[Stored data]
⟨

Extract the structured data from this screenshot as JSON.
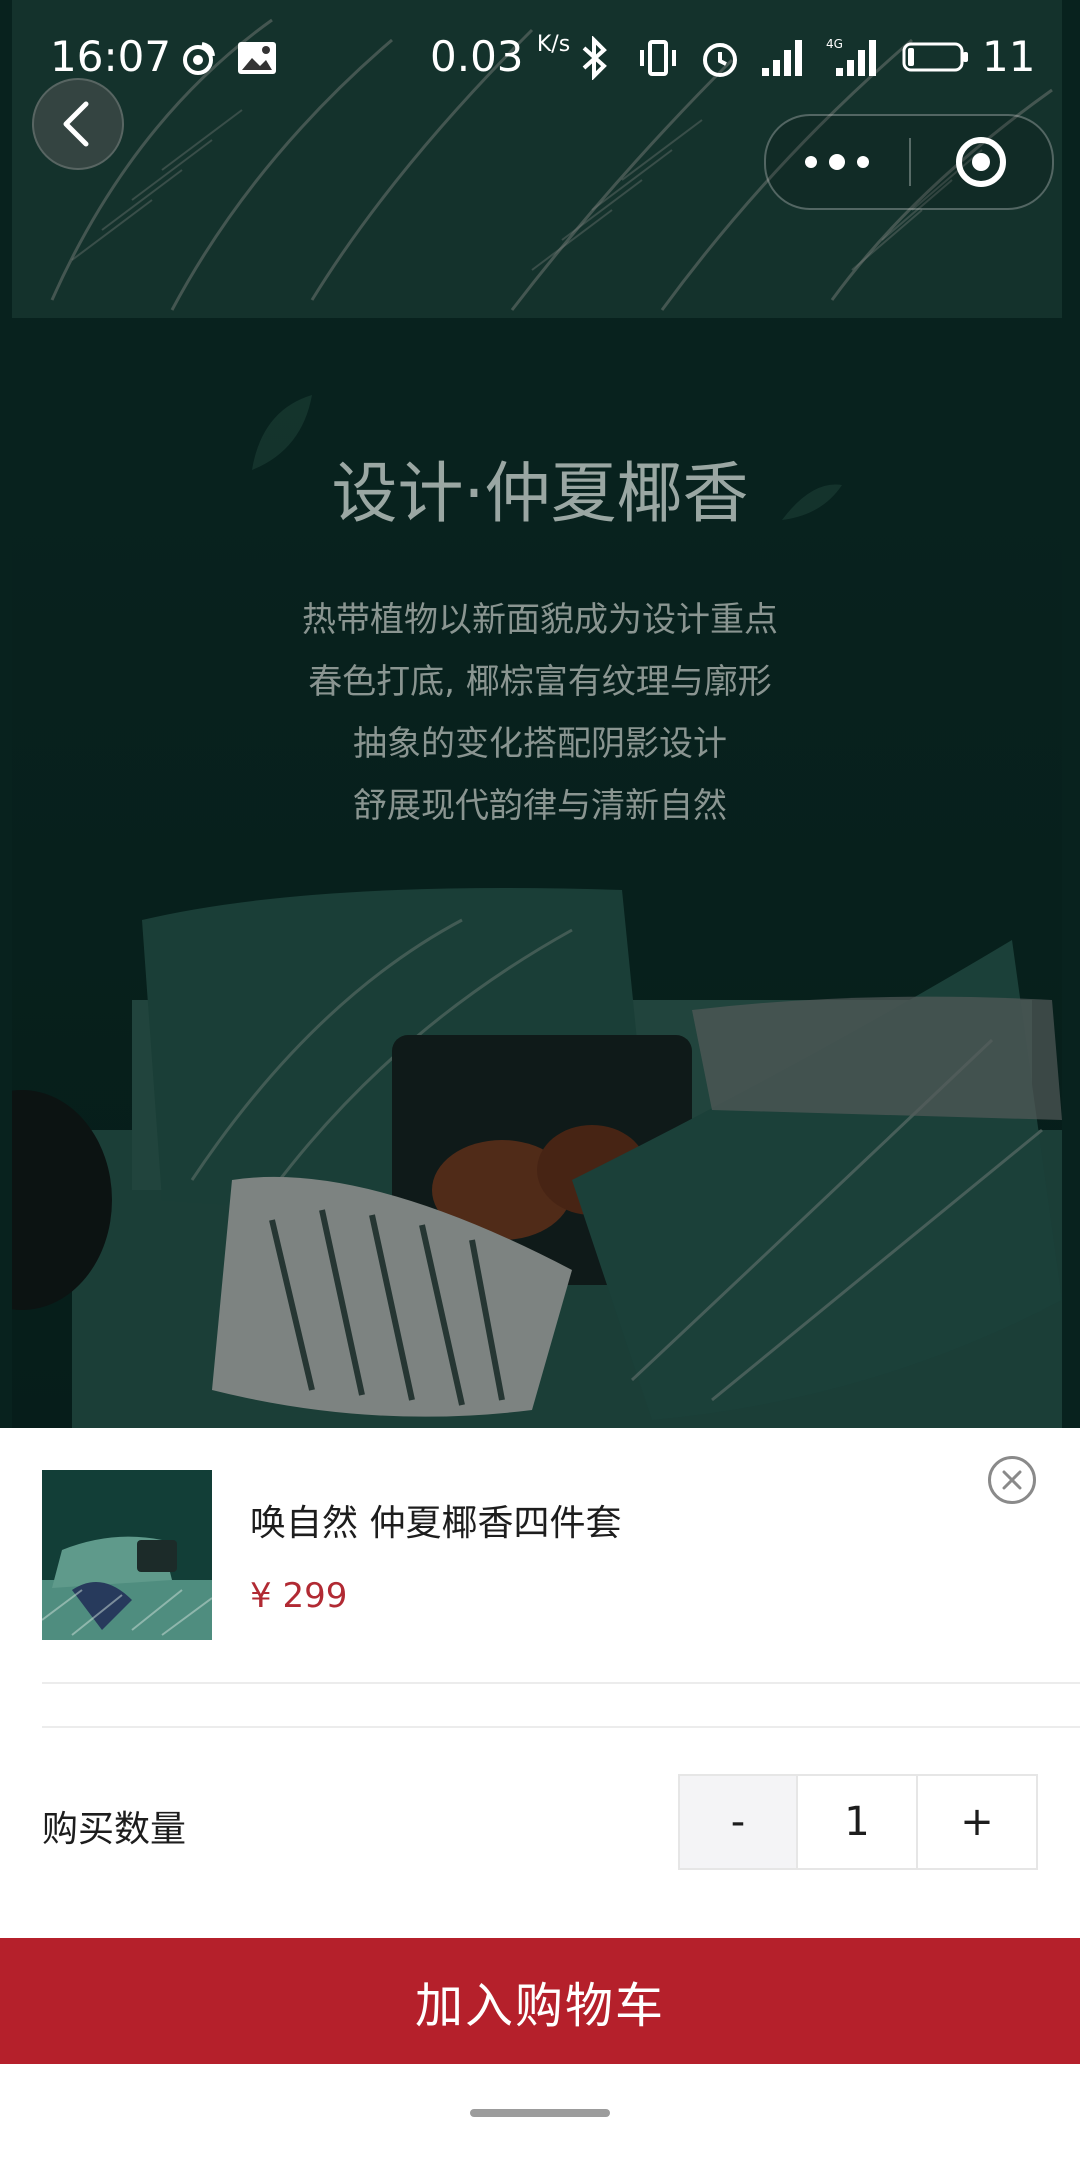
{
  "status_bar": {
    "time": "16:07",
    "net_speed": "0.03",
    "net_speed_unit": "K/s",
    "battery_level": "11"
  },
  "hero": {
    "title": "设计·仲夏椰香",
    "lines": [
      "热带植物以新面貌成为设计重点",
      "春色打底, 椰棕富有纹理与廓形",
      "抽象的变化搭配阴影设计",
      "舒展现代韵律与清新自然"
    ]
  },
  "product": {
    "name": "唤自然 仲夏椰香四件套",
    "price": "¥ 299"
  },
  "quantity": {
    "label": "购买数量",
    "minus": "-",
    "value": "1",
    "plus": "+"
  },
  "actions": {
    "add_to_cart": "加入购物车"
  },
  "icons": {
    "back": "chevron-left-icon",
    "more": "more-dots-icon",
    "close_miniprogram": "target-icon",
    "close_sheet": "close-circle-icon"
  },
  "colors": {
    "accent": "#b5202b",
    "price": "#b12a33",
    "hero_bg": "#0f3b35"
  }
}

⟩

_Problem description:_ Restate the whole of the material word for word without the pictures.

_Written response:_
Extract the structured data from this screenshot as JSON.
{
  "status_bar": {
    "time": "16:07",
    "net_speed": "0.03",
    "net_speed_unit": "K/s",
    "battery_level": "11"
  },
  "hero": {
    "title": "设计·仲夏椰香",
    "lines": [
      "热带植物以新面貌成为设计重点",
      "春色打底, 椰棕富有纹理与廓形",
      "抽象的变化搭配阴影设计",
      "舒展现代韵律与清新自然"
    ]
  },
  "product": {
    "name": "唤自然 仲夏椰香四件套",
    "price": "¥ 299"
  },
  "quantity": {
    "label": "购买数量",
    "minus": "-",
    "value": "1",
    "plus": "+"
  },
  "actions": {
    "add_to_cart": "加入购物车"
  },
  "icons": {
    "back": "chevron-left-icon",
    "more": "more-dots-icon",
    "close_miniprogram": "target-icon",
    "close_sheet": "close-circle-icon"
  },
  "colors": {
    "accent": "#b5202b",
    "price": "#b12a33",
    "hero_bg": "#0f3b35"
  }
}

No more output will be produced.